> DATA SUPPLIED:
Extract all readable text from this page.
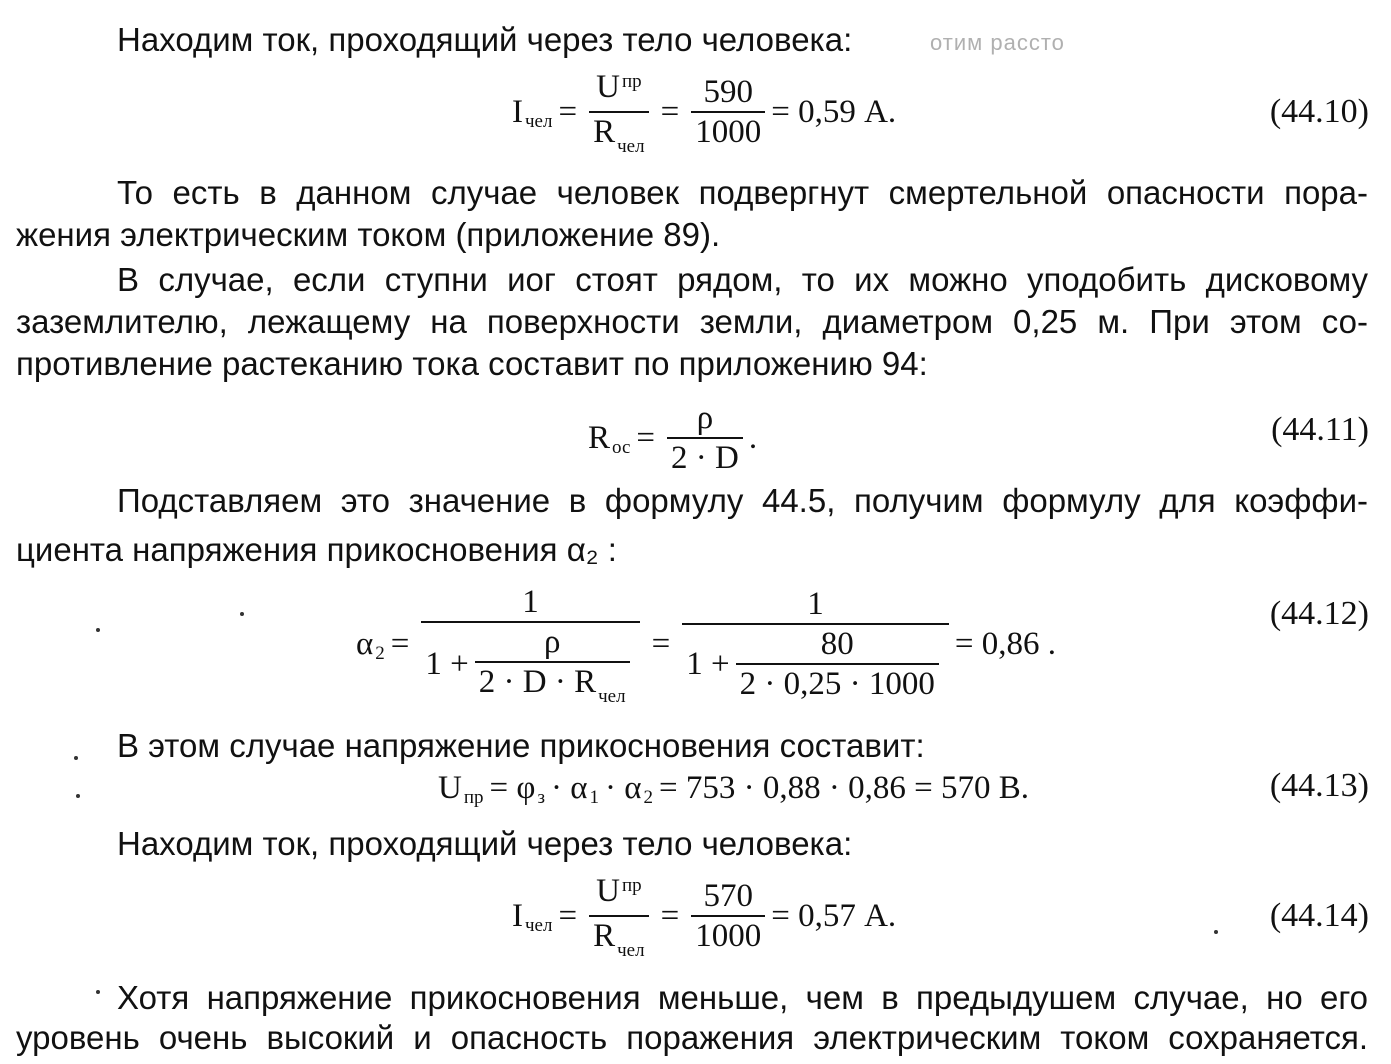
Находим ток, проходящий через тело человека:	отим рассто
I чел = $\frac{U ^{пр}}{R _{чел}} = \frac{590}{1000} = 0,59$ А.	(44.10)
То есть в данном случае человек подвергнут смертельной опасности пора-
жения электрическим током (приложение 89).
В случае, если ступни иог стоят рядом, то их можно уподобить дисковому
заземлителю, лежащему на поверхности земли, диаметром 0,25 м. При этом со-
противление растеканию тока составит по приложению 94:
R ос = $\frac{\rho}{2 \cdot D}$ .	(44.11)
Подставляем это значение в формулу 44.5, получим формулу для коэффи-
циента напряжения прикосновения α₂ :
α $2 = \frac{1}{1 + \frac{\rho}{2 \cdot D \cdot R _{чел}}}$ =
1
$1 + \frac{80}{2 \cdot 0,25 \cdot 1000} = 0,86$ .
(44.12)
В этом случае напряжение прикосновения составит:
U пр = φ з · α 1 · α 2 = 753 · 0,88 · 0,86 = 570 В.	(44.13)
Находим ток, проходящий через тело человека:
I чел = $\frac{U ^{пр}}{R _{чел}} = \frac{570}{1000} = 0,57$ А.	(44.14)
Хотя напряжение прикосновения меньше, чем в предыдушем случае, но его
уровень очень высокий и опасность поражения электрическим током сохраняется.
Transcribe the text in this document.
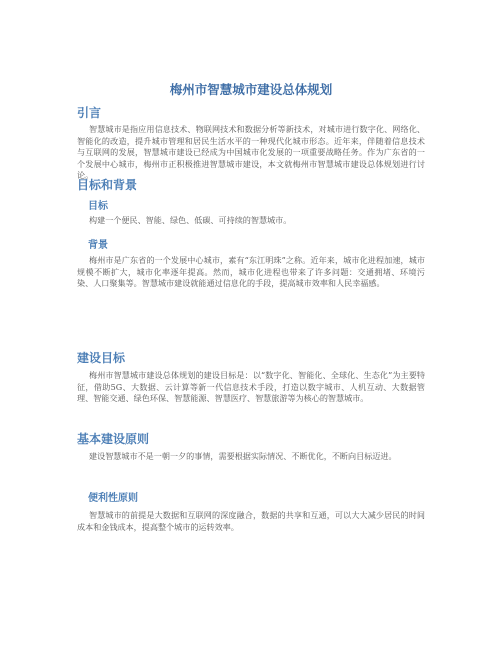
梅州市智慧城市建设总体规划
引言

智慧城市是指应用信息技术、物联网技术和数据分析等新技术，对城市进行数字化、网络化、智能化的改造，提升城市管理和居民生活水平的一种现代化城市形态。近年来，伴随着信息技术与互联网的发展，智慧城市建设已经成为中国城市化发展的一项重要战略任务。作为广东省的一个发展中心城市，梅州市正积极推进智慧城市建设，本文就梅州市智慧城市建设总体规划进行讨论。

目标和背景
目标

构建一个便民、智能、绿色、低碳、可持续的智慧城市。

背景

梅州市是广东省的一个发展中心城市，素有“东江明珠”之称。近年来，城市化进程加速，城市规模不断扩大，城市化率逐年提高。然而，城市化进程也带来了许多问题：交通拥堵、环境污染、人口聚集等。智慧城市建设就能通过信息化的手段，提高城市效率和人民幸福感。

建设目标

梅州市智慧城市建设总体规划的建设目标是：以“数字化、智能化、全球化、生态化”为主要特征，借助5G、大数据、云计算等新一代信息技术手段，打造以数字城市、人机互动、大数据管理、智能交通、绿色环保、智慧能源、智慧医疗、智慧旅游等为核心的智慧城市。

基本建设原则

建设智慧城市不是一朝一夕的事情，需要根据实际情况、不断优化，不断向目标迈进。

便利性原则

智慧城市的前提是大数据和互联网的深度融合，数据的共享和互通，可以大大减少居民的时间成本和金钱成本，提高整个城市的运转效率。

> TO BE DONE:
Extract, exactly as written, the span of lines from the one holding "Transcribe the text in this document." through the last line, inclusive. Skip any picture.

> WRITTEN SOLUTION:
Transcribe the text in this document.
梅州市智慧城市建设总体规划
引言

智慧城市是指应用信息技术、物联网技术和数据分析等新技术，对城市进行数字化、网络化、智能化的改造，提升城市管理和居民生活水平的一种现代化城市形态。近年来，伴随着信息技术与互联网的发展，智慧城市建设已经成为中国城市化发展的一项重要战略任务。作为广东省的一个发展中心城市，梅州市正积极推进智慧城市建设，本文就梅州市智慧城市建设总体规划进行讨论。

目标和背景
目标

构建一个便民、智能、绿色、低碳、可持续的智慧城市。

背景

梅州市是广东省的一个发展中心城市，素有“东江明珠”之称。近年来，城市化进程加速，城市规模不断扩大，城市化率逐年提高。然而，城市化进程也带来了许多问题：交通拥堵、环境污染、人口聚集等。智慧城市建设就能通过信息化的手段，提高城市效率和人民幸福感。

建设目标

梅州市智慧城市建设总体规划的建设目标是：以“数字化、智能化、全球化、生态化”为主要特征，借助5G、大数据、云计算等新一代信息技术手段，打造以数字城市、人机互动、大数据管理、智能交通、绿色环保、智慧能源、智慧医疗、智慧旅游等为核心的智慧城市。

基本建设原则

建设智慧城市不是一朝一夕的事情，需要根据实际情况、不断优化，不断向目标迈进。

便利性原则

智慧城市的前提是大数据和互联网的深度融合，数据的共享和互通，可以大大减少居民的时间成本和金钱成本，提高整个城市的运转效率。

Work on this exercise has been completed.